+++ SUPPLIED MATERIAL +++

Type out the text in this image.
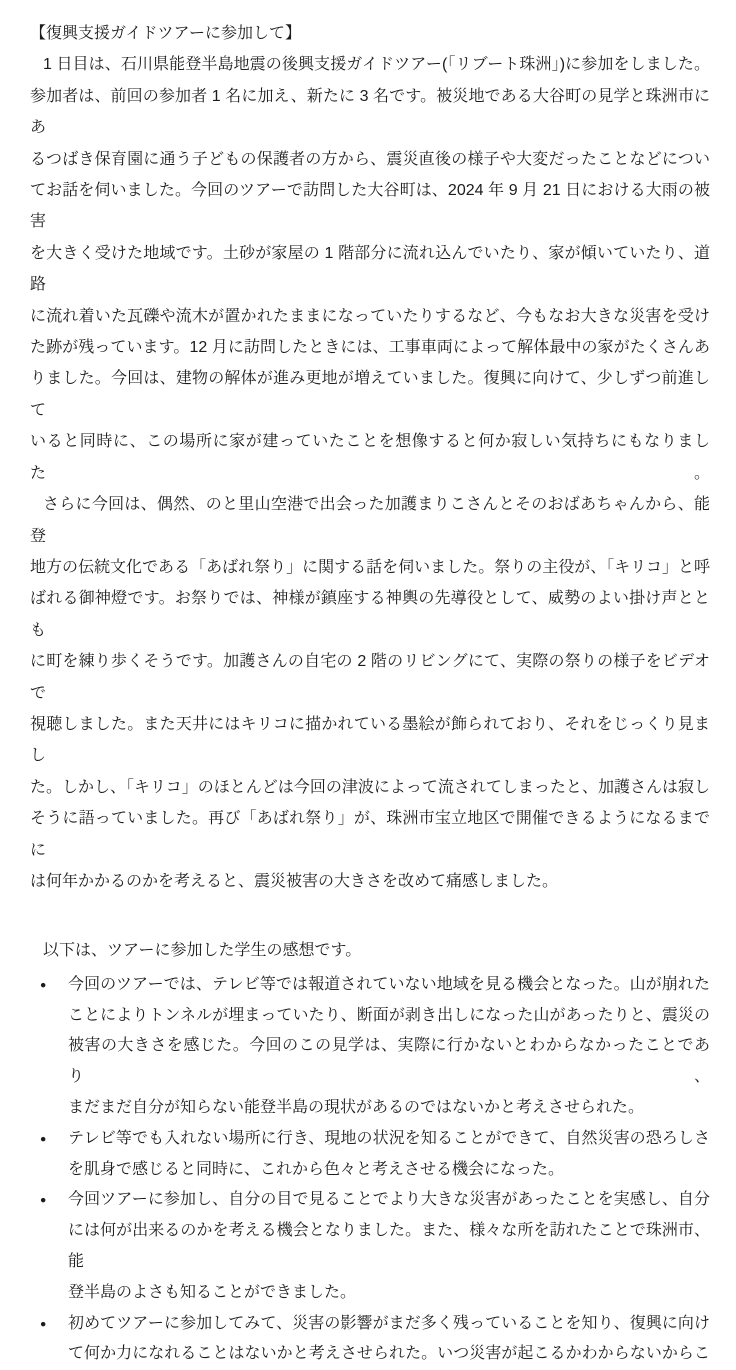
【復興支援ガイドツアーに参加して】
1 日目は、石川県能登半島地震の後興支援ガイドツアー(「リブート珠洲」)に参加をしました。
参加者は、前回の参加者 1 名に加え、新たに 3 名です。被災地である大谷町の見学と珠洲市にあ
るつばき保育園に通う子どもの保護者の方から、震災直後の様子や大変だったことなどについ
てお話を伺いました。今回のツアーで訪問した大谷町は、2024 年 9 月 21 日における大雨の被害
を大きく受けた地域です。土砂が家屋の 1 階部分に流れ込んでいたり、家が傾いていたり、道路
に流れ着いた瓦礫や流木が置かれたままになっていたりするなど、今もなお大きな災害を受け
た跡が残っています。12 月に訪問したときには、工事車両によって解体最中の家がたくさんあ
りました。今回は、建物の解体が進み更地が増えていました。復興に向けて、少しずつ前進して
いると同時に、この場所に家が建っていたことを想像すると何か寂しい気持ちにもなりました。
さらに今回は、偶然、のと里山空港で出会った加護まりこさんとそのおばあちゃんから、能登
地方の伝統文化である「あばれ祭り」に関する話を伺いました。祭りの主役が、「キリコ」と呼
ばれる御神燈です。お祭りでは、神様が鎮座する神輿の先導役として、威勢のよい掛け声ととも
に町を練り歩くそうです。加護さんの自宅の 2 階のリビングにて、実際の祭りの様子をビデオで
視聴しました。また天井にはキリコに描かれている墨絵が飾られており、それをじっくり見まし
た。しかし、「キリコ」のほとんどは今回の津波によって流されてしまったと、加護さんは寂し
そうに語っていました。再び「あばれ祭り」が、珠洲市宝立地区で開催できるようになるまでに
は何年かかるのかを考えると、震災被害の大きさを改めて痛感しました。
以下は、ツアーに参加した学生の感想です。
●	今回のツアーでは、テレビ等では報道されていない地域を見る機会となった。山が崩れた
ことによりトンネルが埋まっていたり、断面が剥き出しになった山があったりと、震災の
被害の大きさを感じた。今回のこの見学は、実際に行かないとわからなかったことであり、
まだまだ自分が知らない能登半島の現状があるのではないかと考えさせられた。
●	テレビ等でも入れない場所に行き、現地の状況を知ることができて、自然災害の恐ろしさ
を肌身で感じると同時に、これから色々と考えさせる機会になった。
●	今回ツアーに参加し、自分の目で見ることでより大きな災害があったことを実感し、自分
には何が出来るのかを考える機会となりました。また、様々な所を訪れたことで珠洲市、能
登半島のよさも知ることができました。
●	初めてツアーに参加してみて、災害の影響がまだ多く残っていることを知り、復興に向け
て何か力になれることはないかと考えさせられた。いつ災害が起こるかわからないからこ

+++

§ **WHAT TO DO**
State how many lines above include the word "あばれ祭り", and nothing more.

§ **WRITTEN SOLUTION**
2